**ABOUT THIS TASK**
Each entry should be transcribed exactly as written, and any picture left out.

*** Block opens ***

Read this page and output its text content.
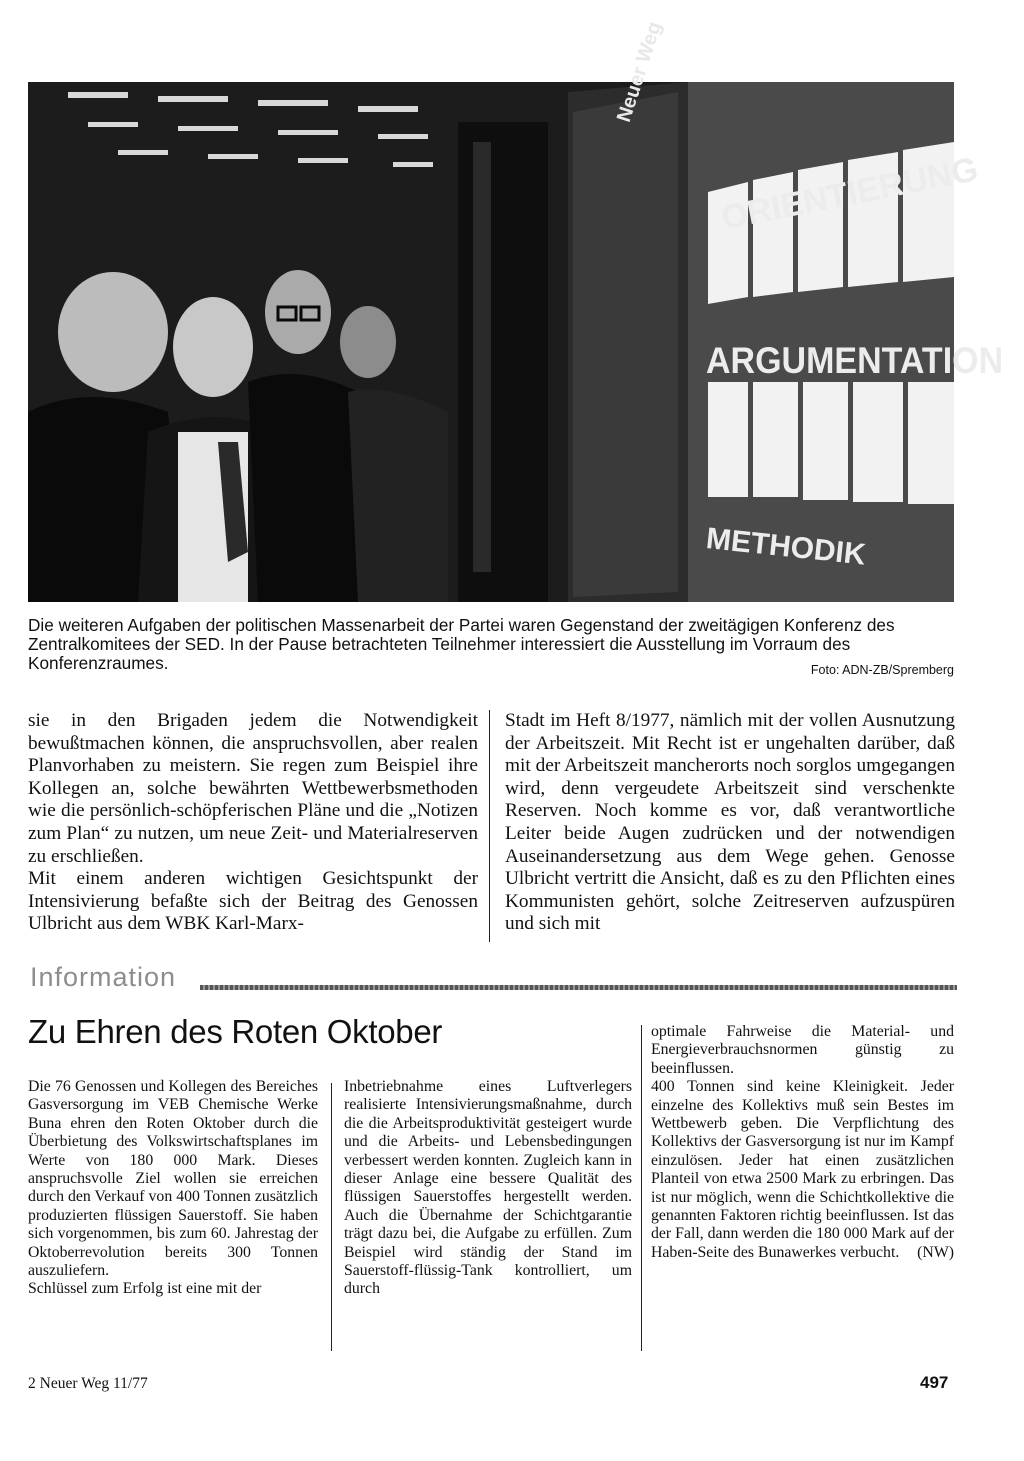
Neuer Weg
ORIENTIERUNG
ARGUMENTATION
METHODIK
Die weiteren Aufgaben der politischen Massenarbeit der Partei waren Gegenstand der zweitägigen Konferenz des Zentralkomitees der SED. In der Pause betrachteten Teilnehmer interessiert die Ausstellung im Vorraum des Konferenzraumes.	Foto: ADN-ZB/Spremberg

sie in den Brigaden jedem die Notwendigkeit bewußtmachen können, die anspruchsvollen, aber realen Planvorhaben zu meistern. Sie regen zum Beispiel ihre Kollegen an, solche bewährten Wettbewerbsmethoden wie die persönlich-schöpferischen Pläne und die „Notizen zum Plan“ zu nutzen, um neue Zeit- und Materialreserven zu erschließen.

Mit einem anderen wichtigen Gesichtspunkt der Intensivierung befaßte sich der Beitrag des Genossen Ulbricht aus dem WBK Karl-Marx-

Stadt im Heft 8/1977, nämlich mit der vollen Ausnutzung der Arbeitszeit. Mit Recht ist er ungehalten darüber, daß mit der Arbeitszeit mancherorts noch sorglos umgegangen wird, denn vergeudete Arbeitszeit sind verschenkte Reserven. Noch komme es vor, daß verantwortliche Leiter beide Augen zudrücken und der notwendigen Auseinandersetzung aus dem Wege gehen. Genosse Ulbricht vertritt die Ansicht, daß es zu den Pflichten eines Kommunisten gehört, solche Zeitreserven aufzuspüren und sich mit

Information
Zu Ehren des Roten Oktober

Die 76 Genossen und Kollegen des Bereiches Gasversorgung im VEB Chemische Werke Buna ehren den Roten Oktober durch die Überbietung des Volkswirtschaftsplanes im Werte von 180 000 Mark. Dieses anspruchsvolle Ziel wollen sie erreichen durch den Verkauf von 400 Tonnen zusätzlich produzierten flüssigen Sauerstoff. Sie haben sich vorgenommen, bis zum 60. Jahrestag der Oktoberrevolution bereits 300 Tonnen auszuliefern.

Schlüssel zum Erfolg ist eine mit der

Inbetriebnahme eines Luftverlegers realisierte Intensivierungsmaßnahme, durch die die Arbeitsproduktivität gesteigert wurde und die Arbeits- und Lebensbedingungen verbessert werden konnten. Zugleich kann in dieser Anlage eine bessere Qualität des flüssigen Sauerstoffes hergestellt werden. Auch die Übernahme der Schichtgarantie trägt dazu bei, die Aufgabe zu erfüllen. Zum Beispiel wird ständig der Stand im Sauerstoff-flüssig-Tank kontrolliert, um durch

optimale Fahrweise die Material- und Energieverbrauchsnormen günstig zu beeinflussen.

400 Tonnen sind keine Kleinigkeit. Jeder einzelne des Kollektivs muß sein Bestes im Wettbewerb geben. Die Verpflichtung des Kollektivs der Gasversorgung ist nur im Kampf einzulösen. Jeder hat einen zusätzlichen Planteil von etwa 2500 Mark zu erbringen. Das ist nur möglich, wenn die Schichtkollektive die genannten Faktoren richtig beeinflussen. Ist das der Fall, dann werden die 180 000 Mark auf der Haben-Seite des Bunawerkes verbucht.	(NW)
2 Neuer Weg 11/77	497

*** Block closes ***

**RESULT OF THE EXERCISE**
Read this page and output its text content.
Neuer Weg
ORIENTIERUNG
ARGUMENTATION
METHODIK
Die weiteren Aufgaben der politischen Massenarbeit der Partei waren Gegenstand der zweitägigen Konferenz des Zentralkomitees der SED. In der Pause betrachteten Teilnehmer interessiert die Ausstellung im Vorraum des Konferenzraumes.	Foto: ADN-ZB/Spremberg

sie in den Brigaden jedem die Notwendigkeit bewußtmachen können, die anspruchsvollen, aber realen Planvorhaben zu meistern. Sie regen zum Beispiel ihre Kollegen an, solche bewährten Wettbewerbsmethoden wie die persönlich-schöpferischen Pläne und die „Notizen zum Plan“ zu nutzen, um neue Zeit- und Materialreserven zu erschließen.

Mit einem anderen wichtigen Gesichtspunkt der Intensivierung befaßte sich der Beitrag des Genossen Ulbricht aus dem WBK Karl-Marx-

Stadt im Heft 8/1977, nämlich mit der vollen Ausnutzung der Arbeitszeit. Mit Recht ist er ungehalten darüber, daß mit der Arbeitszeit mancherorts noch sorglos umgegangen wird, denn vergeudete Arbeitszeit sind verschenkte Reserven. Noch komme es vor, daß verantwortliche Leiter beide Augen zudrücken und der notwendigen Auseinandersetzung aus dem Wege gehen. Genosse Ulbricht vertritt die Ansicht, daß es zu den Pflichten eines Kommunisten gehört, solche Zeitreserven aufzuspüren und sich mit

Information
Zu Ehren des Roten Oktober

Die 76 Genossen und Kollegen des Bereiches Gasversorgung im VEB Chemische Werke Buna ehren den Roten Oktober durch die Überbietung des Volkswirtschaftsplanes im Werte von 180 000 Mark. Dieses anspruchsvolle Ziel wollen sie erreichen durch den Verkauf von 400 Tonnen zusätzlich produzierten flüssigen Sauerstoff. Sie haben sich vorgenommen, bis zum 60. Jahrestag der Oktoberrevolution bereits 300 Tonnen auszuliefern.

Schlüssel zum Erfolg ist eine mit der

Inbetriebnahme eines Luftverlegers realisierte Intensivierungsmaßnahme, durch die die Arbeitsproduktivität gesteigert wurde und die Arbeits- und Lebensbedingungen verbessert werden konnten. Zugleich kann in dieser Anlage eine bessere Qualität des flüssigen Sauerstoffes hergestellt werden. Auch die Übernahme der Schichtgarantie trägt dazu bei, die Aufgabe zu erfüllen. Zum Beispiel wird ständig der Stand im Sauerstoff-flüssig-Tank kontrolliert, um durch

optimale Fahrweise die Material- und Energieverbrauchsnormen günstig zu beeinflussen.

400 Tonnen sind keine Kleinigkeit. Jeder einzelne des Kollektivs muß sein Bestes im Wettbewerb geben. Die Verpflichtung des Kollektivs der Gasversorgung ist nur im Kampf einzulösen. Jeder hat einen zusätzlichen Planteil von etwa 2500 Mark zu erbringen. Das ist nur möglich, wenn die Schichtkollektive die genannten Faktoren richtig beeinflussen. Ist das der Fall, dann werden die 180 000 Mark auf der Haben-Seite des Bunawerkes verbucht.	(NW)
2 Neuer Weg 11/77	497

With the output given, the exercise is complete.